(Stored items from a collection)
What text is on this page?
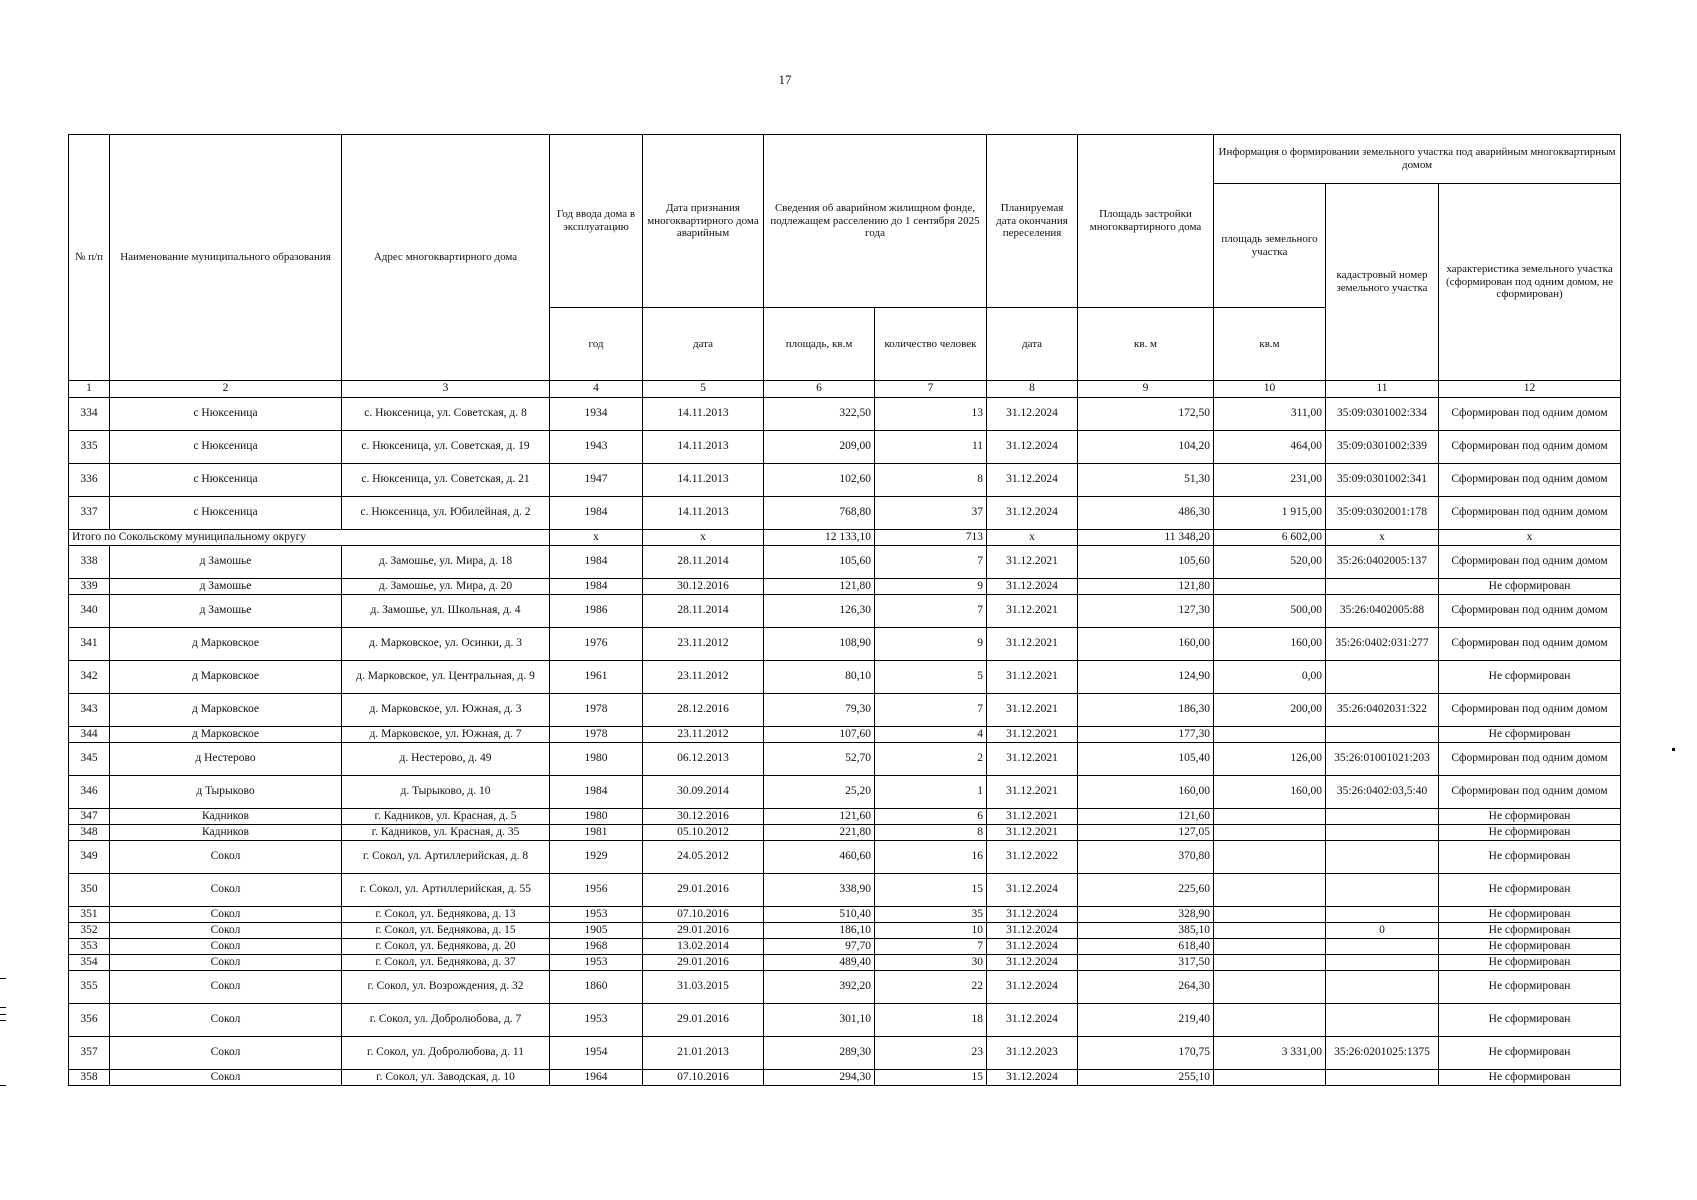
17
№ п/п	Наименование муниципального образования	Адрес многоквартирного дома	Год ввода дома в эксплуатацию	Дата признания многоквартирного дома аварийным	Сведения об аварийном жилищном фонде, подлежащем расселению до 1 сентября 2025 года		Планируемая дата окончания переселения	Площадь застройки многоквартирного дома	Информация о формировании земельного участка под аварийным многоквартирным домом		
									площадь земельного участка	кадастровый номер земельного участка	характеристика земельного участка (сформирован под одним домом, не сформирован)
			год	дата	площадь, кв.м	количество человек	дата	кв. м	кв.м		
1	2	3	4	5	6	7	8	9	10	11	12
334	с Нюксеница	с. Нюксеница, ул. Советская, д. 8	1934	14.11.2013	322,50	13	31.12.2024	172,50	311,00	35:09:0301002:334	Сформирован под одним домом
335	с Нюксеница	с. Нюксеница, ул. Советская, д. 19	1943	14.11.2013	209,00	11	31.12.2024	104,20	464,00	35:09:0301002:339	Сформирован под одним домом
336	с Нюксеница	с. Нюксеница, ул. Советская, д. 21	1947	14.11.2013	102,60	8	31.12.2024	51,30	231,00	35:09:0301002:341	Сформирован под одним домом
337	с Нюксеница	с. Нюксеница, ул. Юбилейная, д. 2	1984	14.11.2013	768,80	37	31.12.2024	486,30	1 915,00	35:09:0302001:178	Сформирован под одним домом
Итого по Сокольскому муниципальному округу			х	х	12 133,10	713	х	11 348,20	6 602,00	х	х
338	д Замошье	д. Замошье, ул. Мира, д. 18	1984	28.11.2014	105,60	7	31.12.2021	105,60	520,00	35:26:0402005:137	Сформирован под одним домом
339	д Замошье	д. Замошье, ул. Мира, д. 20	1984	30.12.2016	121,80	9	31.12.2024	121,80			Не сформирован
340	д Замошье	д. Замошье, ул. Школьная, д. 4	1986	28.11.2014	126,30	7	31.12.2021	127,30	500,00	35:26:0402005:88	Сформирован под одним домом
341	д Марковское	д. Марковское, ул. Осинки, д. 3	1976	23.11.2012	108,90	9	31.12.2021	160,00	160,00	35:26:0402:031:277	Сформирован под одним домом
342	д Марковское	д. Марковское, ул. Центральная, д. 9	1961	23.11.2012	80,10	5	31.12.2021	124,90	0,00		Не сформирован
343	д Марковское	д. Марковское, ул. Южная, д. 3	1978	28.12.2016	79,30	7	31.12.2021	186,30	200,00	35:26:0402031:322	Сформирован под одним домом
344	д Марковское	д. Марковское, ул. Южная, д. 7	1978	23.11.2012	107,60	4	31.12.2021	177,30			Не сформирован
345	д Нестерово	д. Нестерово, д. 49	1980	06.12.2013	52,70	2	31.12.2021	105,40	126,00	35:26:01001021:203	Сформирован под одним домом
346	д Тырыково	д. Тырыково, д. 10	1984	30.09.2014	25,20	1	31.12.2021	160,00	160,00	35:26:0402:03,5:40	Сформирован под одним домом
347	Кадников	г. Кадников, ул. Красная, д. 5	1980	30.12.2016	121,60	6	31.12.2021	121,60			Не сформирован
348	Кадников	г. Кадников, ул. Красная, д. 35	1981	05.10.2012	221,80	8	31.12.2021	127,05			Не сформирован
349	Сокол	г. Сокол, ул. Артиллерийская, д. 8	1929	24.05.2012	460,60	16	31.12.2022	370,80			Не сформирован
350	Сокол	г. Сокол, ул. Артиллерийская, д. 55	1956	29.01.2016	338,90	15	31.12.2024	225,60			Не сформирован
351	Сокол	г. Сокол, ул. Беднякова, д. 13	1953	07.10.2016	510,40	35	31.12.2024	328,90			Не сформирован
352	Сокол	г. Сокол, ул. Беднякова, д. 15	1905	29.01.2016	186,10	10	31.12.2024	385,10		0	Не сформирован
353	Сокол	г. Сокол, ул. Беднякова, д. 20	1968	13.02.2014	97,70	7	31.12.2024	618,40			Не сформирован
354	Сокол	г. Сокол, ул. Беднякова, д. 37	1953	29.01.2016	489,40	30	31.12.2024	317,50			Не сформирован
355	Сокол	г. Сокол, ул. Возрождения, д. 32	1860	31.03.2015	392,20	22	31.12.2024	264,30			Не сформирован
356	Сокол	г. Сокол, ул. Добролюбова, д. 7	1953	29.01.2016	301,10	18	31.12.2024	219,40			Не сформирован
357	Сокол	г. Сокол, ул. Добролюбова, д. 11	1954	21.01.2013	289,30	23	31.12.2023	170,75	3 331,00	35:26:0201025:1375	Не сформирован
358	Сокол	г. Сокол, ул. Заводская, д. 10	1964	07.10.2016	294,30	15	31.12.2024	255,10			Не сформирован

*YOUR OBJECTIVE*. Print all of the records shown above exactly, leaving out each picture.

*REPLY*.
What text is on this page?
17
№ п/п	Наименование муниципального образования	Адрес многоквартирного дома	Год ввода дома в эксплуатацию	Дата признания многоквартирного дома аварийным	Сведения об аварийном жилищном фонде, подлежащем расселению до 1 сентября 2025 года		Планируемая дата окончания переселения	Площадь застройки многоквартирного дома	Информация о формировании земельного участка под аварийным многоквартирным домом		
									площадь земельного участка	кадастровый номер земельного участка	характеристика земельного участка (сформирован под одним домом, не сформирован)
			год	дата	площадь, кв.м	количество человек	дата	кв. м	кв.м		
1	2	3	4	5	6	7	8	9	10	11	12
334	с Нюксеница	с. Нюксеница, ул. Советская, д. 8	1934	14.11.2013	322,50	13	31.12.2024	172,50	311,00	35:09:0301002:334	Сформирован под одним домом
335	с Нюксеница	с. Нюксеница, ул. Советская, д. 19	1943	14.11.2013	209,00	11	31.12.2024	104,20	464,00	35:09:0301002:339	Сформирован под одним домом
336	с Нюксеница	с. Нюксеница, ул. Советская, д. 21	1947	14.11.2013	102,60	8	31.12.2024	51,30	231,00	35:09:0301002:341	Сформирован под одним домом
337	с Нюксеница	с. Нюксеница, ул. Юбилейная, д. 2	1984	14.11.2013	768,80	37	31.12.2024	486,30	1 915,00	35:09:0302001:178	Сформирован под одним домом
Итого по Сокольскому муниципальному округу			х	х	12 133,10	713	х	11 348,20	6 602,00	х	х
338	д Замошье	д. Замошье, ул. Мира, д. 18	1984	28.11.2014	105,60	7	31.12.2021	105,60	520,00	35:26:0402005:137	Сформирован под одним домом
339	д Замошье	д. Замошье, ул. Мира, д. 20	1984	30.12.2016	121,80	9	31.12.2024	121,80			Не сформирован
340	д Замошье	д. Замошье, ул. Школьная, д. 4	1986	28.11.2014	126,30	7	31.12.2021	127,30	500,00	35:26:0402005:88	Сформирован под одним домом
341	д Марковское	д. Марковское, ул. Осинки, д. 3	1976	23.11.2012	108,90	9	31.12.2021	160,00	160,00	35:26:0402:031:277	Сформирован под одним домом
342	д Марковское	д. Марковское, ул. Центральная, д. 9	1961	23.11.2012	80,10	5	31.12.2021	124,90	0,00		Не сформирован
343	д Марковское	д. Марковское, ул. Южная, д. 3	1978	28.12.2016	79,30	7	31.12.2021	186,30	200,00	35:26:0402031:322	Сформирован под одним домом
344	д Марковское	д. Марковское, ул. Южная, д. 7	1978	23.11.2012	107,60	4	31.12.2021	177,30			Не сформирован
345	д Нестерово	д. Нестерово, д. 49	1980	06.12.2013	52,70	2	31.12.2021	105,40	126,00	35:26:01001021:203	Сформирован под одним домом
346	д Тырыково	д. Тырыково, д. 10	1984	30.09.2014	25,20	1	31.12.2021	160,00	160,00	35:26:0402:03,5:40	Сформирован под одним домом
347	Кадников	г. Кадников, ул. Красная, д. 5	1980	30.12.2016	121,60	6	31.12.2021	121,60			Не сформирован
348	Кадников	г. Кадников, ул. Красная, д. 35	1981	05.10.2012	221,80	8	31.12.2021	127,05			Не сформирован
349	Сокол	г. Сокол, ул. Артиллерийская, д. 8	1929	24.05.2012	460,60	16	31.12.2022	370,80			Не сформирован
350	Сокол	г. Сокол, ул. Артиллерийская, д. 55	1956	29.01.2016	338,90	15	31.12.2024	225,60			Не сформирован
351	Сокол	г. Сокол, ул. Беднякова, д. 13	1953	07.10.2016	510,40	35	31.12.2024	328,90			Не сформирован
352	Сокол	г. Сокол, ул. Беднякова, д. 15	1905	29.01.2016	186,10	10	31.12.2024	385,10		0	Не сформирован
353	Сокол	г. Сокол, ул. Беднякова, д. 20	1968	13.02.2014	97,70	7	31.12.2024	618,40			Не сформирован
354	Сокол	г. Сокол, ул. Беднякова, д. 37	1953	29.01.2016	489,40	30	31.12.2024	317,50			Не сформирован
355	Сокол	г. Сокол, ул. Возрождения, д. 32	1860	31.03.2015	392,20	22	31.12.2024	264,30			Не сформирован
356	Сокол	г. Сокол, ул. Добролюбова, д. 7	1953	29.01.2016	301,10	18	31.12.2024	219,40			Не сформирован
357	Сокол	г. Сокол, ул. Добролюбова, д. 11	1954	21.01.2013	289,30	23	31.12.2023	170,75	3 331,00	35:26:0201025:1375	Не сформирован
358	Сокол	г. Сокол, ул. Заводская, д. 10	1964	07.10.2016	294,30	15	31.12.2024	255,10			Не сформирован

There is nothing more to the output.